*What you should do*
In the LNG bunkering text below, update the part that opens with the words containing "The Port of" and closes with "Province of North-Holland.". Write it out again with "consortium" changed to "group".

**** Selected excerpt ****

The Port of Amsterdam is about to get its first floating bunkering station for liquefied natural gas (LNG).
Namely, Titan LNG, a supplier of LNG to the marine and industrial markets in North West Europe, has contracted the manufacturing consortium for its FlexFueler001-Europe’s first LNG bunkering pontoon. As informed, the head contractor Kooiman Marine Group has committed to making the project a reality together with subcontractors Marine Services Noord and Cryovat International.
The hiring of the consortium comes following the principal design approval for the concept obtained from Bureau Veritas. Smaller seagoing vessels and cruise ships are set to benefit from the bunkering station by 2019.
Investments costs are estimated to be worth EUR 9 million (USD 10.4 million), and the project has been financed with support from the Province of North-Holland.
The pontoon will have the ability to deliver LNG in a range from 30 to 600 cbm per hour and will have two 380 cbm tanks, with the option of adding two more tanks.

**** Records supplied ****

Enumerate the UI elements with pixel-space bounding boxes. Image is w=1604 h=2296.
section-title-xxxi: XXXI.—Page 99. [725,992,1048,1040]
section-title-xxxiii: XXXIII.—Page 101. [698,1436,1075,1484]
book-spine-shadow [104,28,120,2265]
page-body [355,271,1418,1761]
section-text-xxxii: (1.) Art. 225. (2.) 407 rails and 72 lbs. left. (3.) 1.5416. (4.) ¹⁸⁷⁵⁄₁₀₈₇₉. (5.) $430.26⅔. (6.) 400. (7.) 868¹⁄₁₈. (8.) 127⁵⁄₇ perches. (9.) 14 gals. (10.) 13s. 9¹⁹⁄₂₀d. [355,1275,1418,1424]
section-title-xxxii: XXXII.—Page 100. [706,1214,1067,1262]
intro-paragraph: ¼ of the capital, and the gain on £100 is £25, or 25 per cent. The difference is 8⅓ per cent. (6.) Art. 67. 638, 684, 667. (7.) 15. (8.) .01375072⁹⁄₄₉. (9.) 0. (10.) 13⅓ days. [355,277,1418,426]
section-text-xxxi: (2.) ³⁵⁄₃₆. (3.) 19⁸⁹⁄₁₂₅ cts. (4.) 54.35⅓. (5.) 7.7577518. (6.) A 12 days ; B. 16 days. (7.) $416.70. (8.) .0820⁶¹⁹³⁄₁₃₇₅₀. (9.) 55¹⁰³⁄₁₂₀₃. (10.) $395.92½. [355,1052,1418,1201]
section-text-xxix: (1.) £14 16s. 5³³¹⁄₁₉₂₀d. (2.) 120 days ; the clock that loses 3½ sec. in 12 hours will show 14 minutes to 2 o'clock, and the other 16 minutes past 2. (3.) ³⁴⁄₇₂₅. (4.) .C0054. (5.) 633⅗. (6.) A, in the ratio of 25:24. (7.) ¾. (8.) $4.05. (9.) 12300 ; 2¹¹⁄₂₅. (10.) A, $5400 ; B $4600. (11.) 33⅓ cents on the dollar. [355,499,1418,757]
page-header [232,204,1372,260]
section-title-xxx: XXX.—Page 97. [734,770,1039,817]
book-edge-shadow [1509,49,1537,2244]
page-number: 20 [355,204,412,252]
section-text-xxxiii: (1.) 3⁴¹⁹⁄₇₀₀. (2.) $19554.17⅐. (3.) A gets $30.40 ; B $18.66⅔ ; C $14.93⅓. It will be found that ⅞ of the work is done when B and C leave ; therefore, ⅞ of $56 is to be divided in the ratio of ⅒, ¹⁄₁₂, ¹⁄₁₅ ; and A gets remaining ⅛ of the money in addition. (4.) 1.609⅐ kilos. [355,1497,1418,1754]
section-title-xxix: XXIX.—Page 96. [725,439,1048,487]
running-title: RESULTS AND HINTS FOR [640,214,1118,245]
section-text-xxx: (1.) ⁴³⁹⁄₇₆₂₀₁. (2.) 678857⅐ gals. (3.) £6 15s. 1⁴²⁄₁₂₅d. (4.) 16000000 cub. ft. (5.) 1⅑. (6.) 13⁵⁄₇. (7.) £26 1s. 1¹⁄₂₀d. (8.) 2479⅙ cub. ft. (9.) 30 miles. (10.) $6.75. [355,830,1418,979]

****

*Solved problem*
The Port of Amsterdam is about to get its first floating bunkering station for liquefied natural gas (LNG).
Namely, Titan LNG, a supplier of LNG to the marine and industrial markets in North West Europe, has contracted the manufacturing group for its FlexFueler001-Europe’s first LNG bunkering pontoon. As informed, the head contractor Kooiman Marine Group has committed to making the project a reality together with subcontractors Marine Services Noord and Cryovat International.
The hiring of the group comes following the principal design approval for the concept obtained from Bureau Veritas. Smaller seagoing vessels and cruise ships are set to benefit from the bunkering station by 2019.
Investments costs are estimated to be worth EUR 9 million (USD 10.4 million), and the project has been financed with support from the Province of North-Holland.